* Begin EXCERPTED DATA *
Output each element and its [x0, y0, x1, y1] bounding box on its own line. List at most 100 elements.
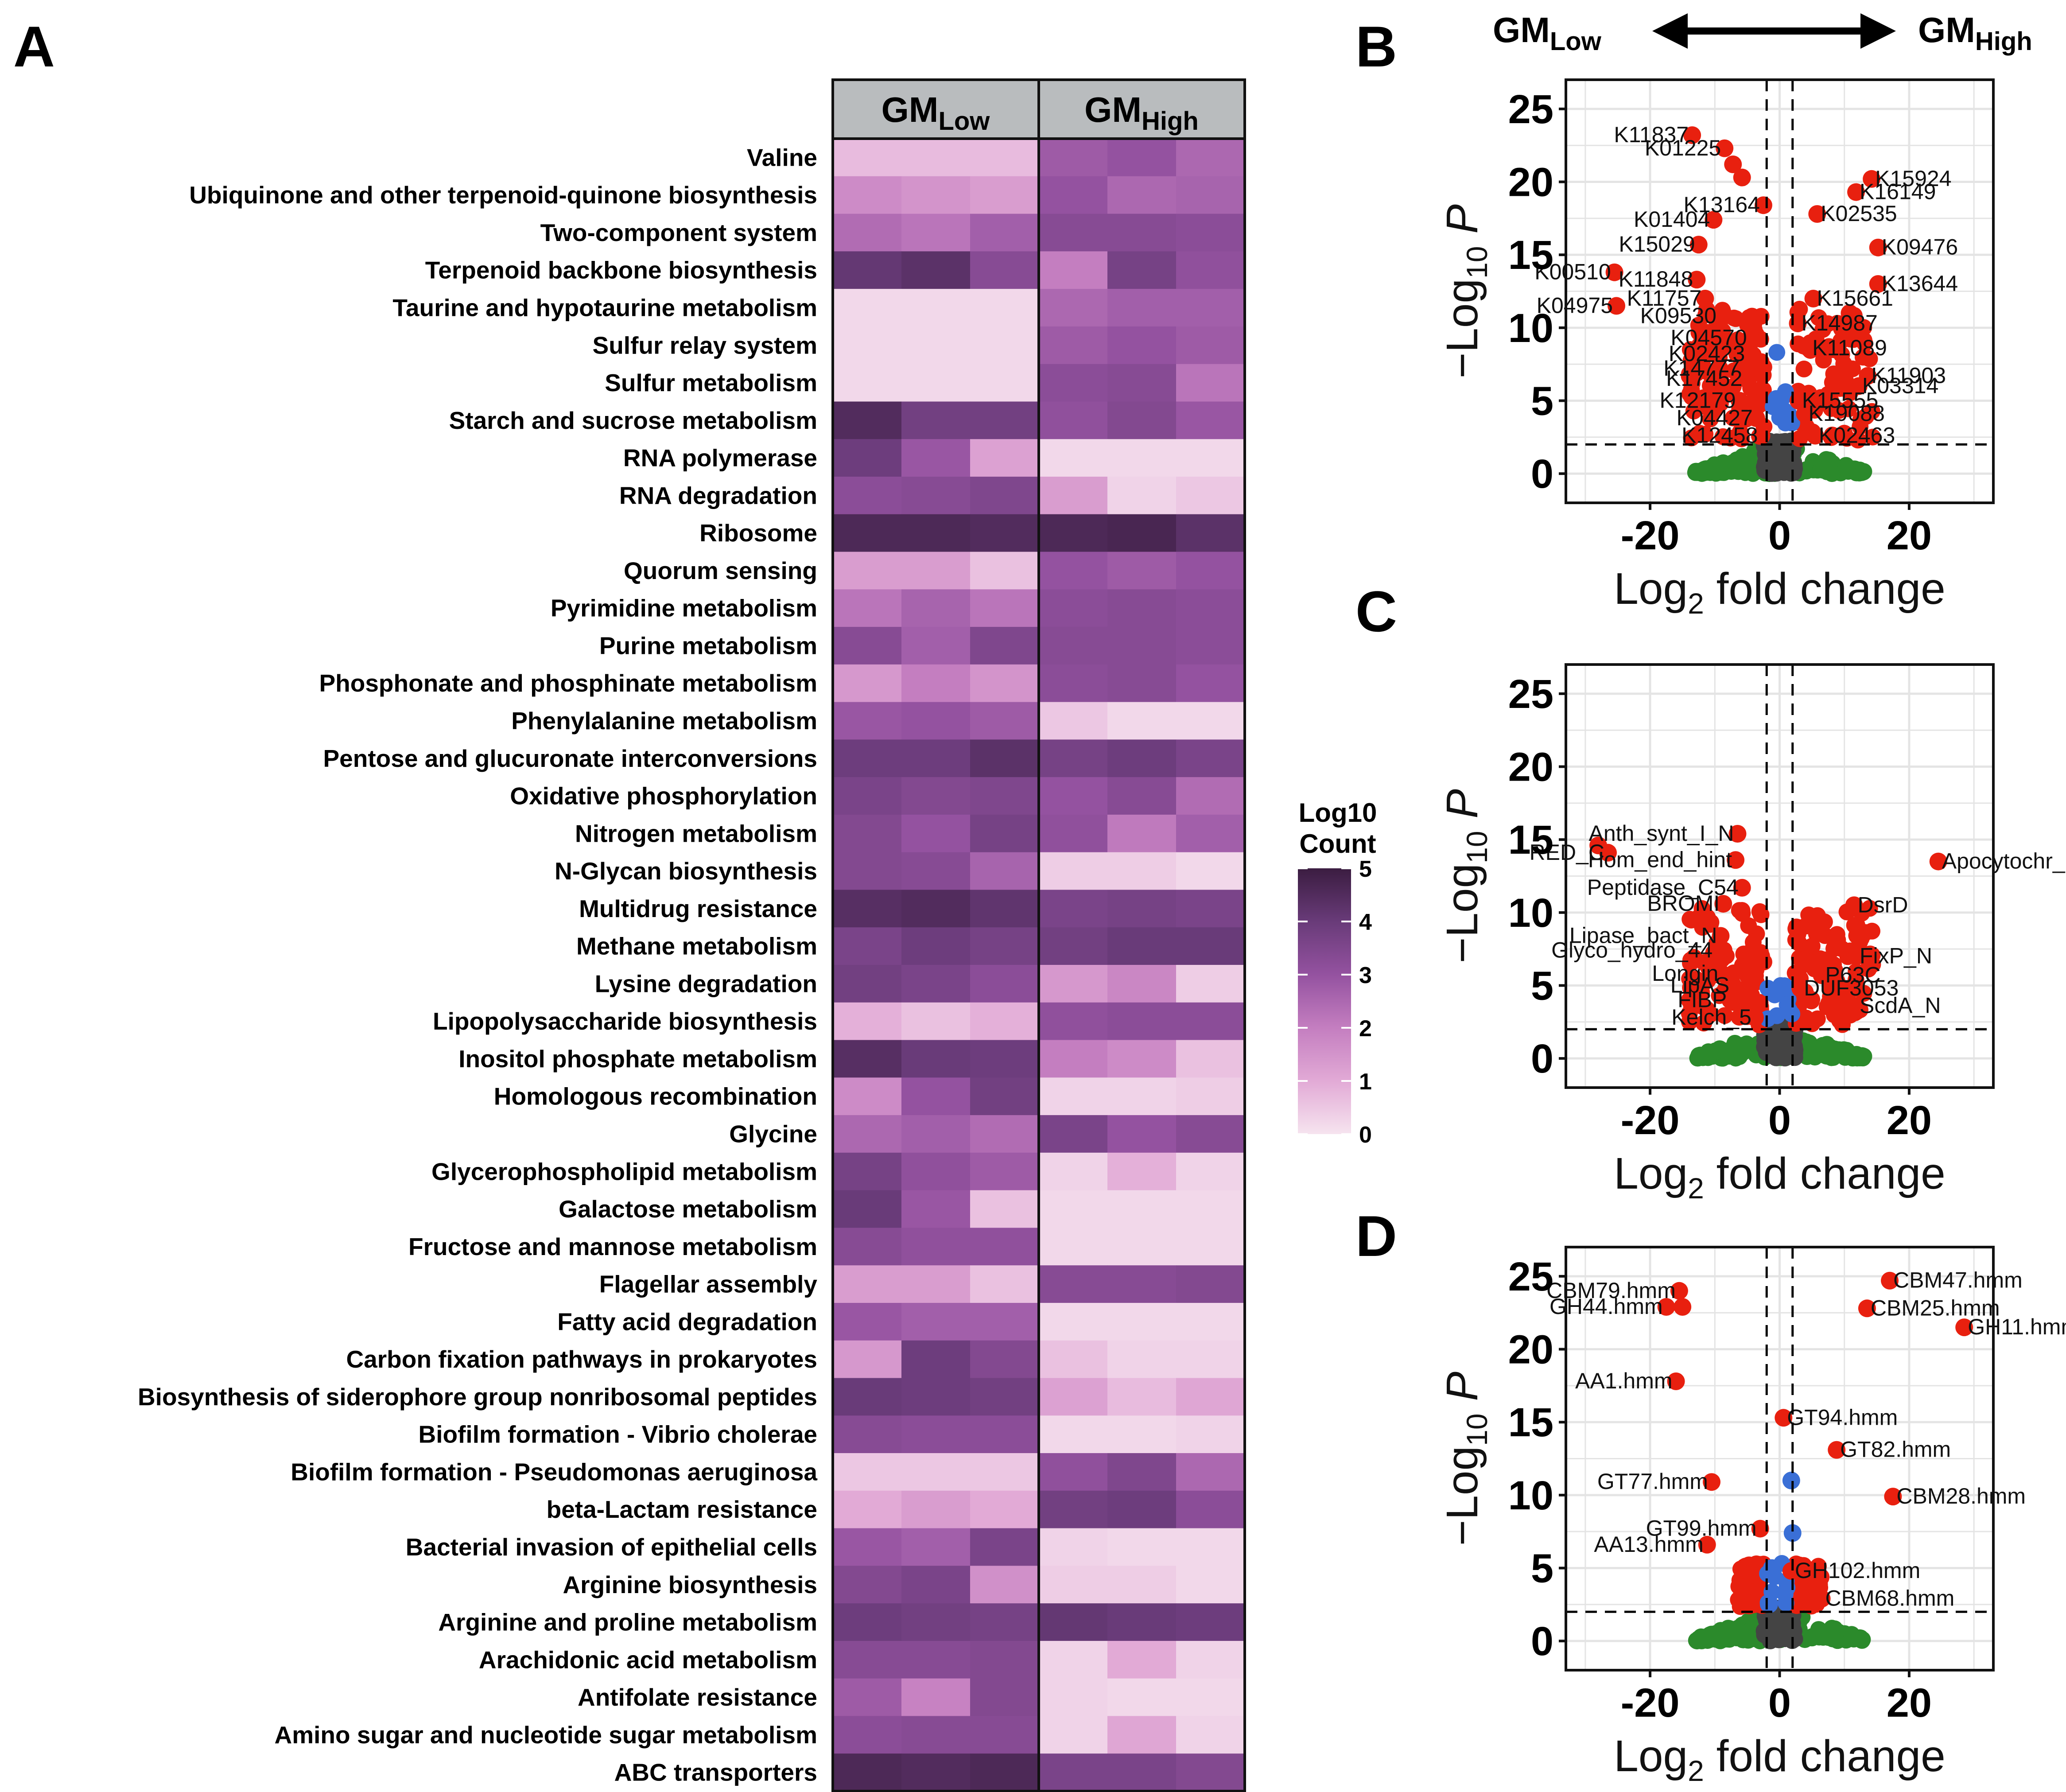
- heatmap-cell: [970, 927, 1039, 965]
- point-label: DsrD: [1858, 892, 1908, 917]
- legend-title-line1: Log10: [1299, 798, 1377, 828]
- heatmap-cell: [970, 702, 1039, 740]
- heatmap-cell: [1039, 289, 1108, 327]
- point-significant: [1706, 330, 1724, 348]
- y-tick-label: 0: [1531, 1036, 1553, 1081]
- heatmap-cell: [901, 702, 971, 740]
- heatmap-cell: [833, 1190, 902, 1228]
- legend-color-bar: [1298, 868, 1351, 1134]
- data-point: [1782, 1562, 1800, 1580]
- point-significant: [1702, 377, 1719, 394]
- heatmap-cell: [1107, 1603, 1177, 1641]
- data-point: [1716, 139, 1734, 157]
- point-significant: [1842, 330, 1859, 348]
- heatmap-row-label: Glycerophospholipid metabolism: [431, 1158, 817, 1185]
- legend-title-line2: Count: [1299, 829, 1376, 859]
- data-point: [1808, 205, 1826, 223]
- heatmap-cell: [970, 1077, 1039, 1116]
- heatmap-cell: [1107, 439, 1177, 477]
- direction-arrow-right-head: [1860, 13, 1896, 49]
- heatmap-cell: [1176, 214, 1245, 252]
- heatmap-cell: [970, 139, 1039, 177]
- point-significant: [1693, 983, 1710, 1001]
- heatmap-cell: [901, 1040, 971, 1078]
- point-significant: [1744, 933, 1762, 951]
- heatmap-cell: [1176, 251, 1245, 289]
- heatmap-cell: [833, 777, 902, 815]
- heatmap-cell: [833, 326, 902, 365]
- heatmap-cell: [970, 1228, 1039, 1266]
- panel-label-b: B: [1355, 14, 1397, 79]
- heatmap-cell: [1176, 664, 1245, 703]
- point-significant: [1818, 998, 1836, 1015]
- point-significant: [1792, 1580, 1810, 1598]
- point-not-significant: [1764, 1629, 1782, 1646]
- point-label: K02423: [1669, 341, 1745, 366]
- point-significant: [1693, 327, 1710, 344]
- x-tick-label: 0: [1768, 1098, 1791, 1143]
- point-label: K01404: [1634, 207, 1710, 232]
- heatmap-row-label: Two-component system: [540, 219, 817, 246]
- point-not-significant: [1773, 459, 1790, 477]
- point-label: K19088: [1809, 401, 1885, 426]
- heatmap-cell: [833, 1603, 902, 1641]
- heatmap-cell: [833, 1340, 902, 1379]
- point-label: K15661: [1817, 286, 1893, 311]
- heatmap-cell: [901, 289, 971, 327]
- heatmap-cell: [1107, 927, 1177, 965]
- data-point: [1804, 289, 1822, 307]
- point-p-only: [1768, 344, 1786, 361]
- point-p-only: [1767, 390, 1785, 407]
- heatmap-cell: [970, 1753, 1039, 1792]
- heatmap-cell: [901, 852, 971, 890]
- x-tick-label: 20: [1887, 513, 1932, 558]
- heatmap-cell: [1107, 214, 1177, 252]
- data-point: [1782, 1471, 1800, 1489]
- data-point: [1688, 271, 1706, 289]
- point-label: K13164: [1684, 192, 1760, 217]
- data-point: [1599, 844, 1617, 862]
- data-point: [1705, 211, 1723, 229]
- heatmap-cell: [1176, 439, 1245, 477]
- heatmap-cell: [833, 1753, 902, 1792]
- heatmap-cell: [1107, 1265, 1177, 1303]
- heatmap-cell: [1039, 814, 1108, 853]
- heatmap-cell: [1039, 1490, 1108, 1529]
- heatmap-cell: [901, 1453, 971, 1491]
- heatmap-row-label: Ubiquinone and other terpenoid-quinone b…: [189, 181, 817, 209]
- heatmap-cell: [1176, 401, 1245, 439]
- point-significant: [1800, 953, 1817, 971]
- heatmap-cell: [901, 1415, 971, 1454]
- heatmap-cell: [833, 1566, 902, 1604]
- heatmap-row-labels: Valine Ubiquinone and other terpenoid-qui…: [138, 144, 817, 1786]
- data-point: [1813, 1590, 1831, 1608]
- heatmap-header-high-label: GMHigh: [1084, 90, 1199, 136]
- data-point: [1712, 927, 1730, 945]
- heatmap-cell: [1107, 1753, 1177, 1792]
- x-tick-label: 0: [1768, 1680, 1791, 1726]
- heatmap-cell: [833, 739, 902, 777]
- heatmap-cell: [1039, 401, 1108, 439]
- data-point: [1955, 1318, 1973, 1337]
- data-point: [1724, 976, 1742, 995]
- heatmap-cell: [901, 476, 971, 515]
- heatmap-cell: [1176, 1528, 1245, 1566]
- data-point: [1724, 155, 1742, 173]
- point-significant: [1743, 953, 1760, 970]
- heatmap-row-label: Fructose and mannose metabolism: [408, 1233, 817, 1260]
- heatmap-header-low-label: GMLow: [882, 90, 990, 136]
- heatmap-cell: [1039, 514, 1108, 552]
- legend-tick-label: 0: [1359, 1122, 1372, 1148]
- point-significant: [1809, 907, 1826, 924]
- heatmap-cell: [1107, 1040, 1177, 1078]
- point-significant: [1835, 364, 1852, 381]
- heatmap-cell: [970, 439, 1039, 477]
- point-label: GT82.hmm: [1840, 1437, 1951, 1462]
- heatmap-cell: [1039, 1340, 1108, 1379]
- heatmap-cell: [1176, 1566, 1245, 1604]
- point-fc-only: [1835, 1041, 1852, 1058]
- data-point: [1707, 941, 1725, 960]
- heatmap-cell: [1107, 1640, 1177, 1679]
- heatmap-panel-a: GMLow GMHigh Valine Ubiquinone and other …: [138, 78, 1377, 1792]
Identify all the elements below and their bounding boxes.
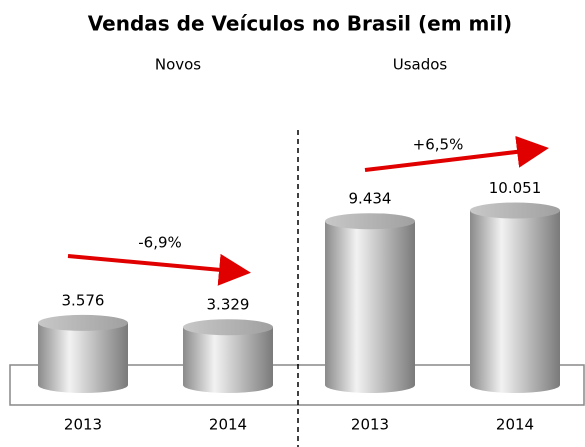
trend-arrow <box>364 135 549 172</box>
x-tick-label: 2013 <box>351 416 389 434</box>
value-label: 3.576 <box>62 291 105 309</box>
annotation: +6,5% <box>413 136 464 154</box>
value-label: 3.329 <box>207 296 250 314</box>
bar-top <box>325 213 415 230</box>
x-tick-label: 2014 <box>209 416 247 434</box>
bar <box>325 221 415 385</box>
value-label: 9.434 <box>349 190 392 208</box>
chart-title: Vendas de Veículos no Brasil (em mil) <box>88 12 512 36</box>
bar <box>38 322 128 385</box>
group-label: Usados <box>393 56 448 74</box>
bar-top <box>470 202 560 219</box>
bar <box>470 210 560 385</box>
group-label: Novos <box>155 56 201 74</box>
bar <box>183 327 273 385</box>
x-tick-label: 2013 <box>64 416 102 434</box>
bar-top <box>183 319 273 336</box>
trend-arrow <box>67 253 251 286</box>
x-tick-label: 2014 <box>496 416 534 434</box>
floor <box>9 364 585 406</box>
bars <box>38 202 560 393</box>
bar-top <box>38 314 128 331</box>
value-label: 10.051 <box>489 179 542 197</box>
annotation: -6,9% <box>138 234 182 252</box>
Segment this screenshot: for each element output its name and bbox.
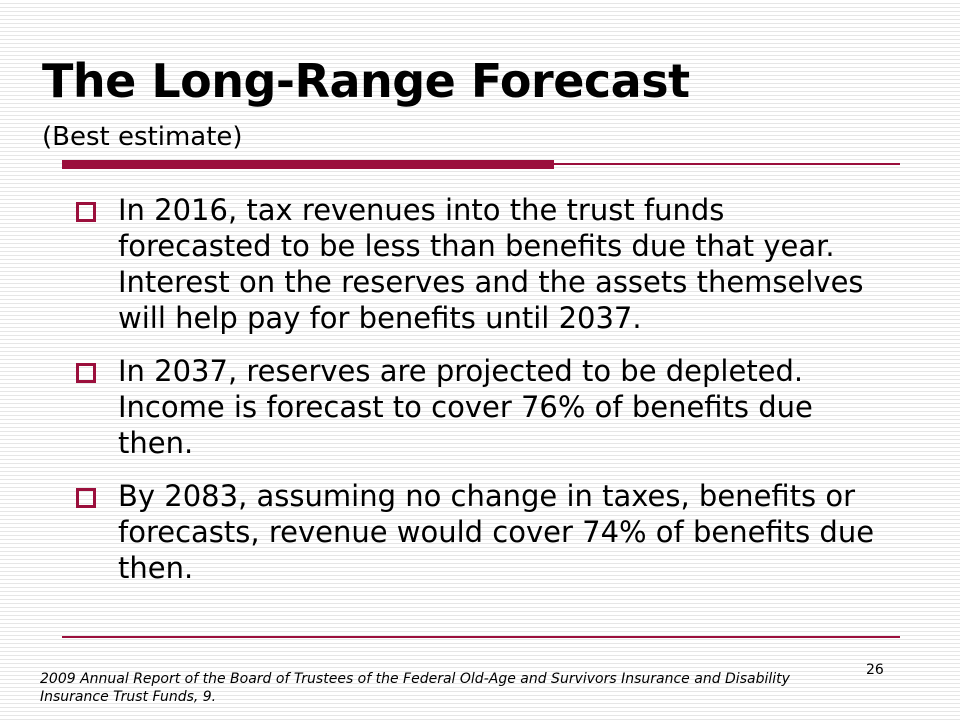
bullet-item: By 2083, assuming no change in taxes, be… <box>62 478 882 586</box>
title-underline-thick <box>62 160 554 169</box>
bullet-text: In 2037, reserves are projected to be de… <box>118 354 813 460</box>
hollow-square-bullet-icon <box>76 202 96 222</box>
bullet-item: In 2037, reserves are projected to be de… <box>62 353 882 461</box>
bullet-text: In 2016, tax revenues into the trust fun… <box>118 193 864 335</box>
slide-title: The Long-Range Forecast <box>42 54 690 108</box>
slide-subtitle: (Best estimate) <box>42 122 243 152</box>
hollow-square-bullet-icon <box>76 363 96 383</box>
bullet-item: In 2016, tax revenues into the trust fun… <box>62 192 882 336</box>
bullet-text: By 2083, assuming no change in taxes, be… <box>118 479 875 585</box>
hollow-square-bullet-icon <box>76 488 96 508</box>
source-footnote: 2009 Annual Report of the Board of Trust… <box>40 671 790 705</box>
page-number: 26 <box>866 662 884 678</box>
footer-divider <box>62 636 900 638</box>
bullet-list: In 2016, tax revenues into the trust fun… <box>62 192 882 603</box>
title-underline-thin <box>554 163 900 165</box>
* End EXCERPTED DATA *
◆ WHAT IS REQUIRED ◆
Could you copy, unchanged, the rows between the row holding "bullet-item: By 2083, assuming" and the row holding "slide-subtitle: (Best estimate)", with both of those rows included?

◆ EXERCISE ANSWER ◆
bullet-item: By 2083, assuming no change in taxes, be… <box>62 478 882 586</box>
title-underline-thick <box>62 160 554 169</box>
bullet-text: In 2037, reserves are projected to be de… <box>118 354 813 460</box>
hollow-square-bullet-icon <box>76 202 96 222</box>
bullet-item: In 2037, reserves are projected to be de… <box>62 353 882 461</box>
bullet-text: In 2016, tax revenues into the trust fun… <box>118 193 864 335</box>
slide-title: The Long-Range Forecast <box>42 54 690 108</box>
slide-subtitle: (Best estimate) <box>42 122 243 152</box>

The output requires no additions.